Check each line of the records below and collect those that include the word "egyesület".

Data records:

━━━━━━━━

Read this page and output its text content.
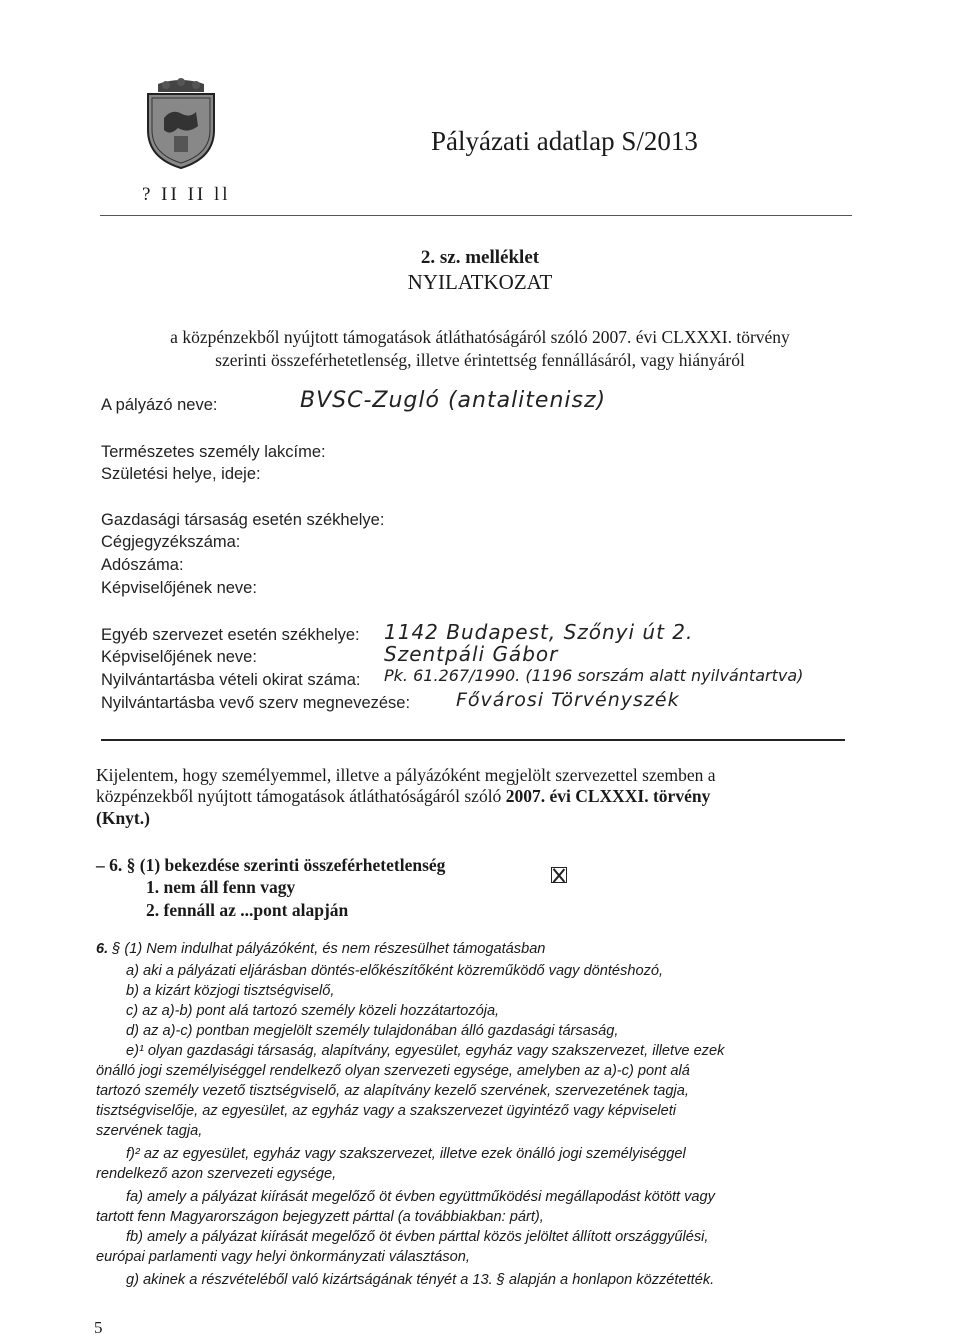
? II II ll
Pályázati adatlap S/2013
2. sz. melléklet
NYILATKOZAT
a közpénzekből nyújtott támogatások átláthatóságáról szóló 2007. évi CLXXXI. törvény
szerinti összeférhetetlenség, illetve érintettség fennállásáról, vagy hiányáról
A pályázó neve:	BVSC-Zugló (antalitenisz)
Természetes személy lakcíme:
Születési helye, ideje:
Gazdasági társaság esetén székhelye:
Cégjegyzékszáma:
Adószáma:
Képviselőjének neve:
Egyéb szervezet esetén székhelye: 1142 Budapest, Szőnyi út 2.
Képviselőjének neve:	Szentpáli Gábor
Nyilvántartásba vételi okirat száma: Pk. 61.267/1990. (1196 sorszám alatt nyilvántartva)
Nyilvántartásba vevő szerv megnevezése: Fővárosi Törvényszék
Kijelentem, hogy személyemmel, illetve a pályázóként megjelölt szervezettel szemben a
közpénzekből nyújtott támogatások átláthatóságáról szóló 2007. évi CLXXXI. törvény
(Knyt.)
– 6. § (1) bekezdése szerinti összeférhetetlenség
1. nem áll fenn vagy
2. fennáll az ...pont alapján
6. § (1) Nem indulhat pályázóként, és nem részesülhet támogatásban
a) aki a pályázati eljárásban döntés-előkészítőként közreműködő vagy döntéshozó,
b) a kizárt közjogi tisztségviselő,
c) az a)-b) pont alá tartozó személy közeli hozzátartozója,
d) az a)-c) pontban megjelölt személy tulajdonában álló gazdasági társaság,
e)¹ olyan gazdasági társaság, alapítvány, egyesület, egyház vagy szakszervezet, illetve ezek
önálló jogi személyiséggel rendelkező olyan szervezeti egysége, amelyben az a)-c) pont alá
tartozó személy vezető tisztségviselő, az alapítvány kezelő szervének, szervezetének tagja,
tisztségviselője, az egyesület, az egyház vagy a szakszervezet ügyintéző vagy képviseleti
szervének tagja,
f)² az az egyesület, egyház vagy szakszervezet, illetve ezek önálló jogi személyiséggel
rendelkező azon szervezeti egysége,
fa) amely a pályázat kiírását megelőző öt évben együttműködési megállapodást kötött vagy
tartott fenn Magyarországon bejegyzett párttal (a továbbiakban: párt),
fb) amely a pályázat kiírását megelőző öt évben párttal közös jelöltet állított országgyűlési,
európai parlamenti vagy helyi önkormányzati választáson,
g) akinek a részvételéből való kizártságának tényét a 13. § alapján a honlapon közzétették.
5
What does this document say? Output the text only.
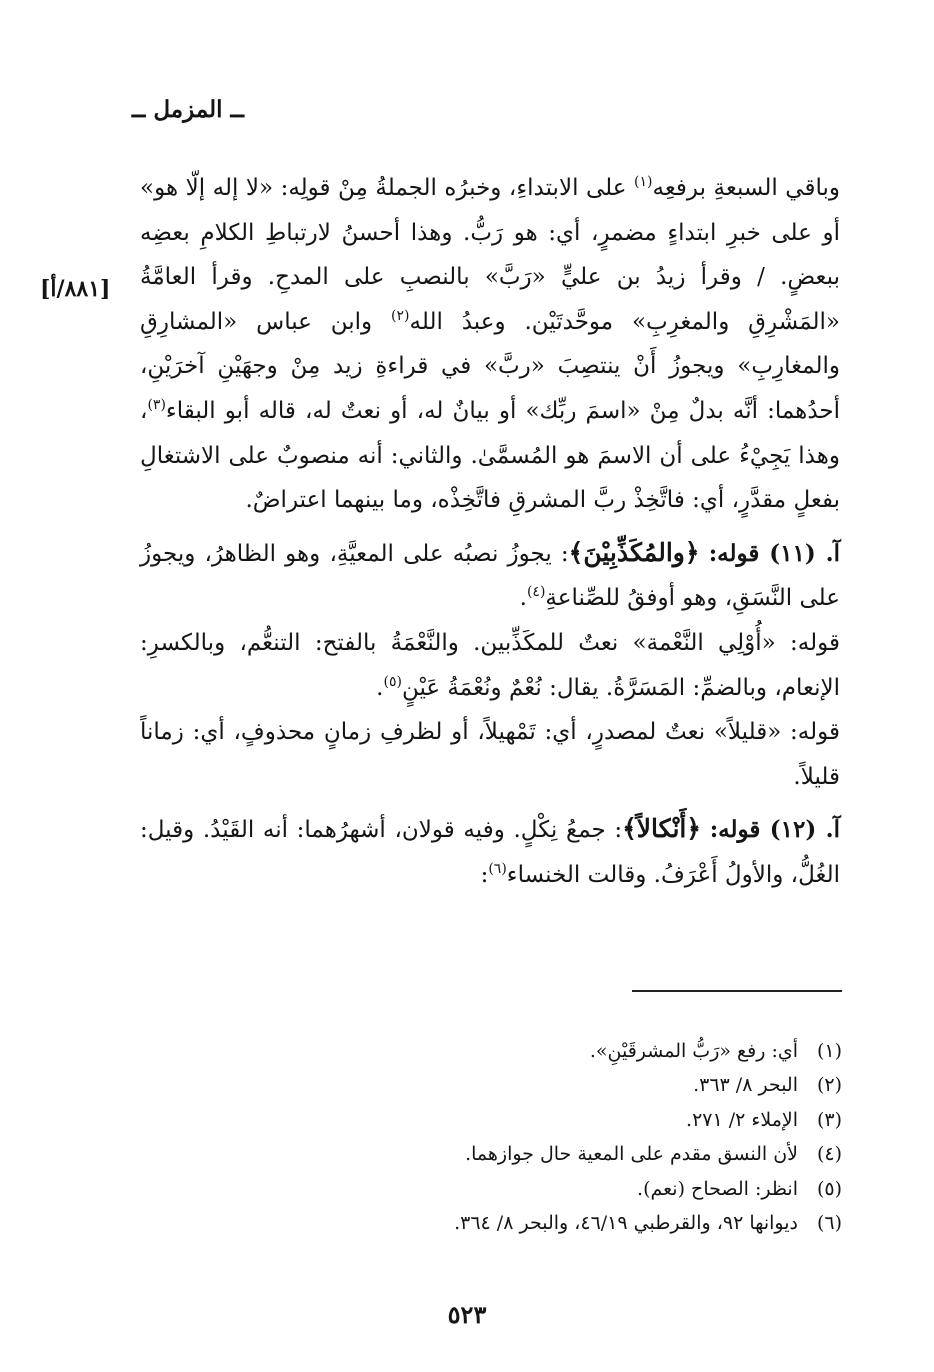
ــ المزمل ــ
[٨٨١/أ]

وباقي السبعةِ برفعِه$^{(١)}$ على الابتداءِ، وخبرُه الجملةُ مِنْ قولِه: «لا إله إلّا هو» أو على خبرِ ابتداءٍ مضمرٍ، أي: هو رَبُّ. وهذا أحسنُ لارتباطِ الكلامِ بعضِه ببعضٍ. / وقرأ زيدُ بن عليٍّ «رَبَّ» بالنصبِ على المدحِ. وقرأ العامَّةُ «المَشْرِقِ والمغرِبِ» موحَّدتَيْن. وعبدُ الله$^{(٢)}$ وابن عباس «المشارِقِ والمغارِبِ» ويجوزُ أَنْ ينتصِبَ «ربَّ» في قراءةِ زيد مِنْ وجهَيْنِ آخرَيْنِ، أحدُهما: أنَّه بدلٌ مِنْ «اسمَ ربِّك» أو بيانٌ له، أو نعتٌ له، قاله أبو البقاء$^{(٣)}$، وهذا يَجِيْءُ على أن الاسمَ هو المُسمَّىٰ. والثاني: أنه منصوبٌ على الاشتغالِ بفعلٍ مقدَّرٍ، أي: فاتَّخِذْ ربَّ المشرقِ فاتَّخِذْه، وما بينهما اعتراضٌ.

آ. (١١) قوله: ﴿والمُكَذِّبِيْنَ﴾: يجوزُ نصبُه على المعيَّةِ، وهو الظاهرُ، ويجوزُ على النَّسَقِ، وهو أوفقُ للصِّناعةِ$^{(٤)}$.

قوله: «أُوْلِي النَّعْمة» نعتٌ للمكَذِّبين. والنَّعْمَةُ بالفتح: التنعُّم، وبالكسرِ: الإنعام، وبالضمِّ: المَسَرَّةُ. يقال: نُعْمٌ ونُعْمَةُ عَيْنٍ$^{(٥)}$.

قوله: «قليلاً» نعتٌ لمصدرٍ، أي: تَمْهيلاً، أو لظرفِ زمانٍ محذوفٍ، أي: زماناً قليلاً.

آ. (١٢) قوله: ﴿أَنْكالاً﴾: جمعُ نِكْلٍ. وفيه قولان، أشهرُهما: أنه القَيْدُ. وقيل: الغُلُّ، والأولُ أَعْرَفُ. وقالت الخنساء$^{(٦)}$:

(١)أي: رفع «رَبُّ المشرقَيْنِ».
(٢)البحر ٨/ ٣٦٣.
(٣)الإملاء ٢/ ٢٧١.
(٤)لأن النسق مقدم على المعية حال جوازهما.
(٥)انظر: الصحاح (نعم).
(٦)ديوانها ٩٢، والقرطبي ٤٦/١٩، والبحر ٨/ ٣٦٤.
٥٢٣
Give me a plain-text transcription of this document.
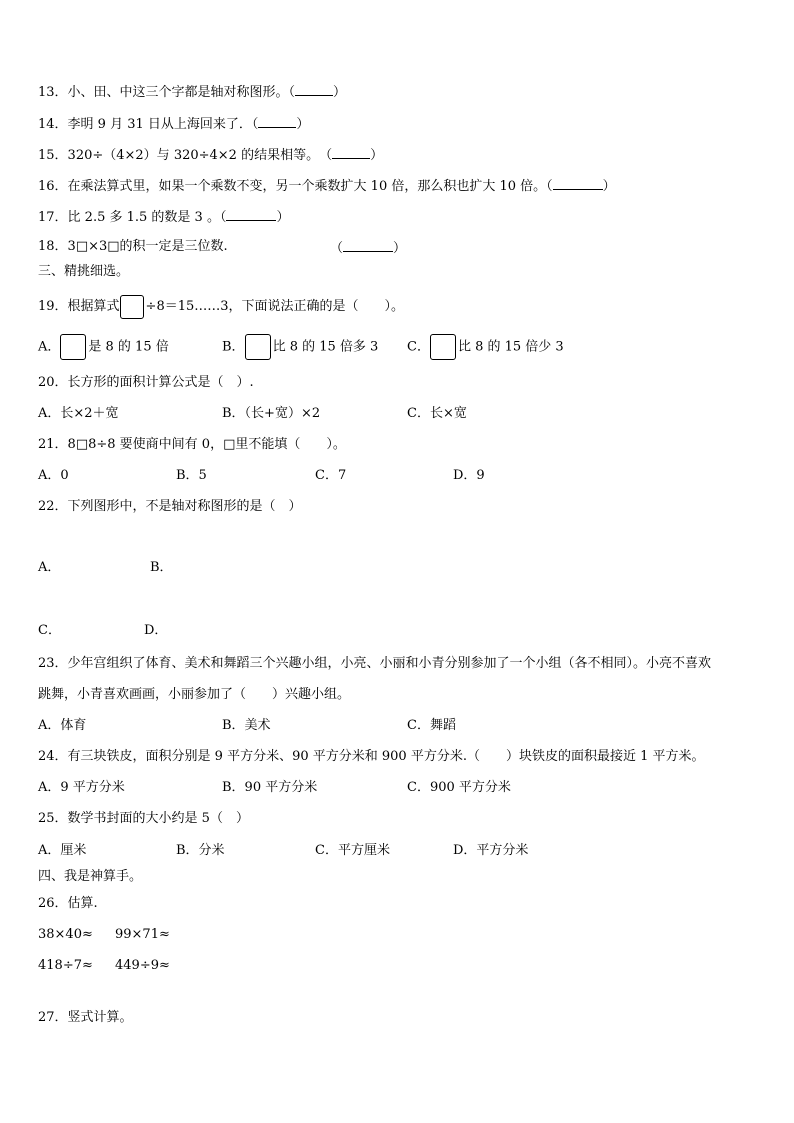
13．小、田、中这三个字都是轴对称图形。（	）
14．李明 9 月 31 日从上海回来了．（	）
15．320÷（4×2）与 320÷4×2 的结果相等。　（	）
16．在乘法算式里，如果一个乘数不变，另一个乘数扩大 10 倍，那么积也扩大 10 倍。（	）
17．比 2.5 多 1.5 的数是 3 。（	）
18．3□×3□的积一定是三位数.	（	）
三、精挑细选。
19．根据算式 ÷8＝15……3，下面说法正确的是（　　）。
A． 是 8 的 15 倍	B． 比 8 的 15 倍多 3 C． 比 8 的 15 倍少 3
20．长方形的面积计算公式是（　）.
A．长×2＋宽	B．（长+宽）×2	C．长×宽
21．8□8÷8 要使商中间有 0，□里不能填（　　）。
A．0	B．5	C．7	D．9
22．下列图形中，不是轴对称图形的是（　）
A．	B．
C．	D．
23．少年宫组织了体育、美术和舞蹈三个兴趣小组，小亮、小丽和小青分别参加了一个小组（各不相同）。小亮不喜欢
跳舞，小青喜欢画画，小丽参加了（　　）兴趣小组。
A．体育	B．美术	C．舞蹈
24．有三块铁皮，面积分别是 9 平方分米、90 平方分米和 900 平方分米.（　　）块铁皮的面积最接近 1 平方米。
A．9 平方分米	B．90 平方分米	C．900 平方分米
25．数学书封面的大小约是 5（　）
A．厘米	B．分米	C．平方厘米	D．平方分米
四、我是神算手。
26．估算.
38×40≈ 99×71≈
418÷7≈ 449÷9≈
27．竖式计算。
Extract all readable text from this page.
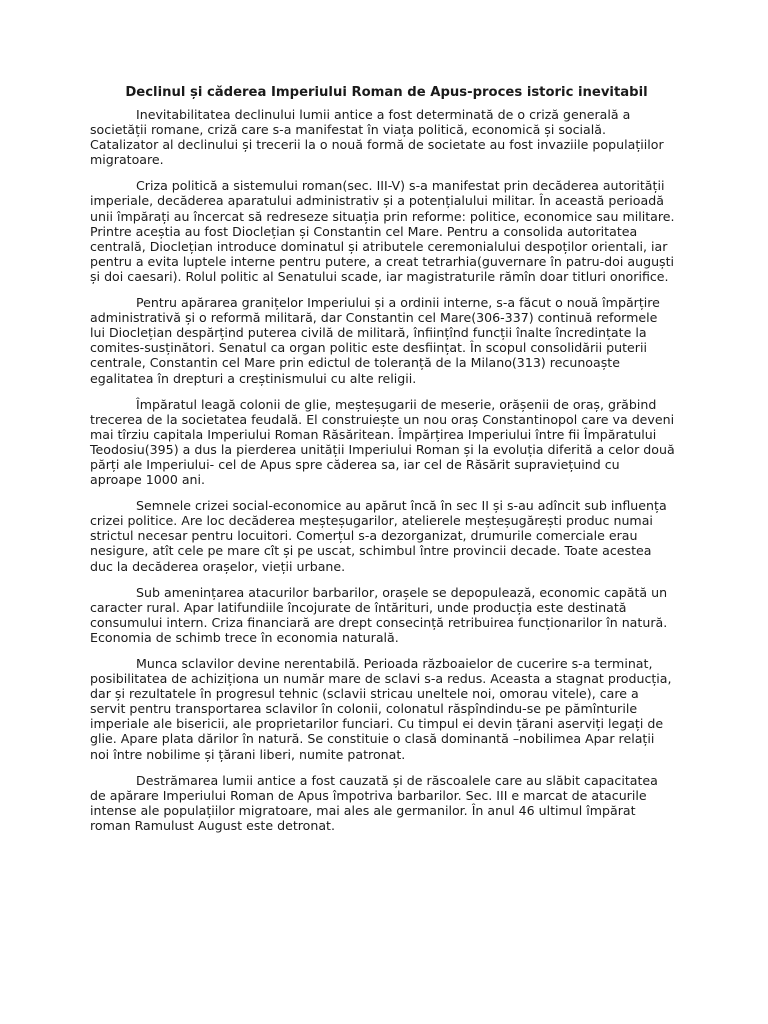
Declinul și căderea Imperiului Roman de Apus-proces istoric inevitabil

Inevitabilitatea declinului lumii antice a fost determinată de o criză generală a societății romane, criză care s-a manifestat în viața politică, economică și socială. Catalizator al declinului și trecerii la o nouă formă de societate au fost invaziile populațiilor migratoare.

Criza politică a sistemului roman(sec. III-V) s-a manifestat prin decăderea autorității imperiale, decăderea aparatului administrativ și a potențialului militar. În această perioadă unii împărați au încercat să redreseze situația prin reforme: politice, economice sau militare. Printre aceștia au fost Dioclețian și Constantin cel Mare. Pentru a consolida autoritatea centrală, Dioclețian introduce dominatul și atributele ceremonialului despoților orientali, iar pentru a evita luptele interne pentru putere, a creat tetrarhia(guvernare în patru-doi auguști și doi caesari). Rolul politic al Senatului scade, iar magistraturile rămîn doar titluri onorifice.

Pentru apărarea granițelor Imperiului și a ordinii interne, s-a făcut o nouă împărțire administrativă și o reformă militară, dar Constantin cel Mare(306-337) continuă reformele lui Dioclețian despărțind puterea civilă de militară, înființînd funcții înalte încredințate la comites-susținători. Senatul ca organ politic este desființat. În scopul consolidării puterii centrale, Constantin cel Mare prin edictul de toleranță de la Milano(313) recunoaște egalitatea în drepturi a creștinismului cu alte religii.

Împăratul leagă colonii de glie, meșteșugarii de meserie, orășenii de oraș, grăbind trecerea de la societatea feudală. El construiește un nou oraș Constantinopol care va deveni mai tîrziu capitala Imperiului Roman Răsăritean. Împărțirea Imperiului între fii Împăratului Teodosiu(395) a dus la pierderea unității Imperiului Roman și la evoluția diferită a celor două părți ale Imperiului- cel de Apus spre căderea sa, iar cel de Răsărit supraviețuind cu aproape 1000 ani.

Semnele crizei social-economice au apărut încă în sec II și s-au adîncit sub influența crizei politice. Are loc decăderea meșteșugarilor, atelierele meșteșugărești produc numai strictul necesar pentru locuitori. Comerțul s-a dezorganizat, drumurile comerciale erau nesigure, atît cele pe mare cît și pe uscat, schimbul între provincii decade. Toate acestea duc la decăderea orașelor, vieții urbane.

Sub amenințarea atacurilor barbarilor, orașele se depopulează, economic capătă un caracter rural. Apar latifundiile încojurate de întărituri, unde producția este destinată consumului intern. Criza financiară are drept consecință retribuirea funcționarilor în natură. Economia de schimb trece în economia naturală.

Munca sclavilor devine nerentabilă. Perioada războaielor de cucerire s-a terminat, posibilitatea de achiziționa un număr mare de sclavi s-a redus. Aceasta a stagnat producția, dar și rezultatele în progresul tehnic (sclavii stricau uneltele noi, omorau vitele), care a servit pentru transportarea sclavilor în colonii, colonatul răspîndindu-se pe pămînturile imperiale ale bisericii, ale proprietarilor funciari. Cu timpul ei devin țărani aserviți legați de glie. Apare plata dărilor în natură. Se constituie o clasă dominantă –nobilimea Apar relații noi între nobilime și țărani liberi, numite patronat.

Destrămarea lumii antice a fost cauzată și de răscoalele care au slăbit capacitatea de apărare Imperiului Roman de Apus împotriva barbarilor. Sec. III e marcat de atacurile intense ale populațiilor migratoare, mai ales ale germanilor. În anul 46 ultimul împărat roman Ramulust August este detronat.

━━━━━━━━

### [Reply]
e)¹ olyan gazdasági társaság, alapítvány, egyesület, egyház vagy szakszervezet, illetve ezek
tisztségviselője, az egyesület, az egyház vagy a szakszervezet ügyintéző vagy képviseleti
f)² az az egyesület, egyház vagy szakszervezet, illetve ezek önálló jogi személyiséggel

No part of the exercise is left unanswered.